● **WRITTEN REQUEST**:
Each line of the listing that contains the word "rgba" is to be copied.

● **THE RECORDS**:
------------------------------------

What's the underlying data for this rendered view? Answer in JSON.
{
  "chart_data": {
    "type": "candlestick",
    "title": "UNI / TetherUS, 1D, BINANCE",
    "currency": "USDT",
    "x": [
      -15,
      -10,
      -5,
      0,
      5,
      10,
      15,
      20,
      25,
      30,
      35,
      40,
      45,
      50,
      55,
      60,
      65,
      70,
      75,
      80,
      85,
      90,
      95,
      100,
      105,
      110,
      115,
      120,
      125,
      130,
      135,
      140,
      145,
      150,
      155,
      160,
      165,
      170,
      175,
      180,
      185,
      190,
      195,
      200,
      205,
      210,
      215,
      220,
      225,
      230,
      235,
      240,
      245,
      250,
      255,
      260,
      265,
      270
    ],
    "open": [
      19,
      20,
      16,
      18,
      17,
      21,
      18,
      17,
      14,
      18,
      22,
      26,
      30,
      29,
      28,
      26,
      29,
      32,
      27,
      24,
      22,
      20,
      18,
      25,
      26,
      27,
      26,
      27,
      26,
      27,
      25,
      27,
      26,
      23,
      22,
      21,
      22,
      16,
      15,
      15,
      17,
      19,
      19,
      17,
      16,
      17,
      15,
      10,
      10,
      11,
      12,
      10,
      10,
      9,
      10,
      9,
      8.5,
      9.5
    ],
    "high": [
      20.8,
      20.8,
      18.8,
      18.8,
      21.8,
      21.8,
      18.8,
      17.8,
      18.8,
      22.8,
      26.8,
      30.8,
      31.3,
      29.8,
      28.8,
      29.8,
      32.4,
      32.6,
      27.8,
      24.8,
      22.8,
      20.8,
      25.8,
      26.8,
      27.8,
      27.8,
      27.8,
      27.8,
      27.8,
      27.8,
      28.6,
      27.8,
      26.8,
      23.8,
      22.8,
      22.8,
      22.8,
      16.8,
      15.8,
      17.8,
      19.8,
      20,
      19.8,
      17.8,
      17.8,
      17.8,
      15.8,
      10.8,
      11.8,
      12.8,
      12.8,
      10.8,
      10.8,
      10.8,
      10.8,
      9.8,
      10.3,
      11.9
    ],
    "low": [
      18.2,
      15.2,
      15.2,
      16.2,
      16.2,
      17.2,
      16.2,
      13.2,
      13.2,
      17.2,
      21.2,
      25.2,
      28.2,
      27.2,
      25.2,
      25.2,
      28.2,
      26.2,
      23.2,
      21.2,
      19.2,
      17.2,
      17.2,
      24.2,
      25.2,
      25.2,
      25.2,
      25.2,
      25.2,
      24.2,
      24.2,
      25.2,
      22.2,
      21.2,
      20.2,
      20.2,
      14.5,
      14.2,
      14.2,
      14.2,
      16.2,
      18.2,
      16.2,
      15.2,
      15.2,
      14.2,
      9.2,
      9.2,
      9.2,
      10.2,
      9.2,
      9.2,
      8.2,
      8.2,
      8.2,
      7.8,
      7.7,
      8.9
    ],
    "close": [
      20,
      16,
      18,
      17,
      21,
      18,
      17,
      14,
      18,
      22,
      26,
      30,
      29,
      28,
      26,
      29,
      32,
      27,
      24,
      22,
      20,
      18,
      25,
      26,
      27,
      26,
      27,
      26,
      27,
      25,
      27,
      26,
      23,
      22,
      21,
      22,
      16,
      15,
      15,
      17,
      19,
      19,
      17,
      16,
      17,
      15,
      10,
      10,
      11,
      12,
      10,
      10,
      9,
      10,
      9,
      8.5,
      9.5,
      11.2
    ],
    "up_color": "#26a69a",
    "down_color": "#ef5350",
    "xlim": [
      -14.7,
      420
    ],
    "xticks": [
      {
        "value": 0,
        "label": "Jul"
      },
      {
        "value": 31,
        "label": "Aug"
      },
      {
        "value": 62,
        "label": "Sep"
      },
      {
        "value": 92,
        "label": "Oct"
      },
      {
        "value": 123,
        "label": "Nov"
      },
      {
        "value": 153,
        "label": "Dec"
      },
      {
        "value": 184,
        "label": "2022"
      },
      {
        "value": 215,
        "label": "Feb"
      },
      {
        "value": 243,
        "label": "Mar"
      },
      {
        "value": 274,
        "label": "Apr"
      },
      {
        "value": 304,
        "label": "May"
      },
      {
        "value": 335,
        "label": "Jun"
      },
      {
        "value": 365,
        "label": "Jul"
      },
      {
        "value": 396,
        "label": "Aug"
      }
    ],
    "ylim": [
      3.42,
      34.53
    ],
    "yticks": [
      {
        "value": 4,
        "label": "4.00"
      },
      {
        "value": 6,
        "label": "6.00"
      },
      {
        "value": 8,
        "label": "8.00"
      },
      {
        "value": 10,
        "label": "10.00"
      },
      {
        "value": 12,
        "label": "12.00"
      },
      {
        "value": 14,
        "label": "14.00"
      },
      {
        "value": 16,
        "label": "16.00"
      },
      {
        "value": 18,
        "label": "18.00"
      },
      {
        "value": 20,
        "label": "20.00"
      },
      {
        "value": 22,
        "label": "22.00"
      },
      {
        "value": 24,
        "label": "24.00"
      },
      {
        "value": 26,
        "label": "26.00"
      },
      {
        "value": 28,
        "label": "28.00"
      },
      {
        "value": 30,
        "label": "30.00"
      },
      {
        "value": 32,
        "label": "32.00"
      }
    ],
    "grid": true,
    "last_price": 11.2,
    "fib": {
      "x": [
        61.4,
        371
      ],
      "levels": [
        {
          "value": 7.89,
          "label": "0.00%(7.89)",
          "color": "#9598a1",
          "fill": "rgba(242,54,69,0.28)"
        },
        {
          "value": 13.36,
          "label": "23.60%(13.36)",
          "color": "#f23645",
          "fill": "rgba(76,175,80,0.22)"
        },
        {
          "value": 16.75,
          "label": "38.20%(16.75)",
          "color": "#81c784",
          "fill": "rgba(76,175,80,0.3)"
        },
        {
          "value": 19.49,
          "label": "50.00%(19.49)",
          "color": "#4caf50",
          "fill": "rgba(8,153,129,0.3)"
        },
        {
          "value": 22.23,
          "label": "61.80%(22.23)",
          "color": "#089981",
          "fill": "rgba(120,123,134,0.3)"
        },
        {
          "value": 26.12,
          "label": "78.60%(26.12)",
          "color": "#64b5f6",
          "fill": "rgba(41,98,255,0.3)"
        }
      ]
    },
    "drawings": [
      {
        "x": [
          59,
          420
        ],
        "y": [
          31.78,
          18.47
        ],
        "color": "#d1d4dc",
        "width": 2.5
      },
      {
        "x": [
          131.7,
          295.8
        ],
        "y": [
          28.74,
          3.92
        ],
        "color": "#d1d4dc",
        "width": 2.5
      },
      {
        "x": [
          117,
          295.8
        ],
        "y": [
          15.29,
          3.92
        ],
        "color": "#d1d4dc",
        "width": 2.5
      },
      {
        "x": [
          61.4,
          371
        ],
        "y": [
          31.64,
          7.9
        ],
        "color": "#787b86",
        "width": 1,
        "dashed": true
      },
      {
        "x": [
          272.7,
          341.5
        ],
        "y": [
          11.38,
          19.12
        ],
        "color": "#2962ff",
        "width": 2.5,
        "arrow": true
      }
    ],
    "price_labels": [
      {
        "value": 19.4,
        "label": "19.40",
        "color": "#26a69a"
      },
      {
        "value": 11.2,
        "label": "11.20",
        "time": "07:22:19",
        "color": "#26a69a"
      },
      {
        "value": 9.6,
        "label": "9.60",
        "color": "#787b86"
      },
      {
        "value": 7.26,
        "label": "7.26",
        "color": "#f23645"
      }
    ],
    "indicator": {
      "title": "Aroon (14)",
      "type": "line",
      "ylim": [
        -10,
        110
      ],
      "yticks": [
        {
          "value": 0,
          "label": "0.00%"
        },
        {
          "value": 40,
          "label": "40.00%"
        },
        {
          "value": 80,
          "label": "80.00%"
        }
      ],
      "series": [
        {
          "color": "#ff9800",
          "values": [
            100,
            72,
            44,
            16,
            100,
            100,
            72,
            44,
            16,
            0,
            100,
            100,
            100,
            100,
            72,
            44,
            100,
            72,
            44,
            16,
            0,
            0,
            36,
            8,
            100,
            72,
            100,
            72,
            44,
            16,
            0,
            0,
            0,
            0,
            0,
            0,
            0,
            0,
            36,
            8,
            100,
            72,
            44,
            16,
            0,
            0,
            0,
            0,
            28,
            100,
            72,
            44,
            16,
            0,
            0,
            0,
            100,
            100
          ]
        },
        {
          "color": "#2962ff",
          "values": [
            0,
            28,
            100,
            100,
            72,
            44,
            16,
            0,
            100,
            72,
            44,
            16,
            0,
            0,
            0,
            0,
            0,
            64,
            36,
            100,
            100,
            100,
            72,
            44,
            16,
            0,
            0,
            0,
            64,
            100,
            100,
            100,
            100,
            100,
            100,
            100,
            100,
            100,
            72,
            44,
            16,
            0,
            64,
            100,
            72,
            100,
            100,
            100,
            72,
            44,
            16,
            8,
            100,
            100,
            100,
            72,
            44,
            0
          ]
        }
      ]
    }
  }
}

------------------------------------

● **CORRECT ANSWER**:
          "fill": "rgba(242,54,69,0.28)"
          "fill": "rgba(76,175,80,0.22)"
          "fill": "rgba(76,175,80,0.3)"
          "fill": "rgba(8,153,129,0.3)"
          "fill": "rgba(120,123,134,0.3)"
          "fill": "rgba(41,98,255,0.3)"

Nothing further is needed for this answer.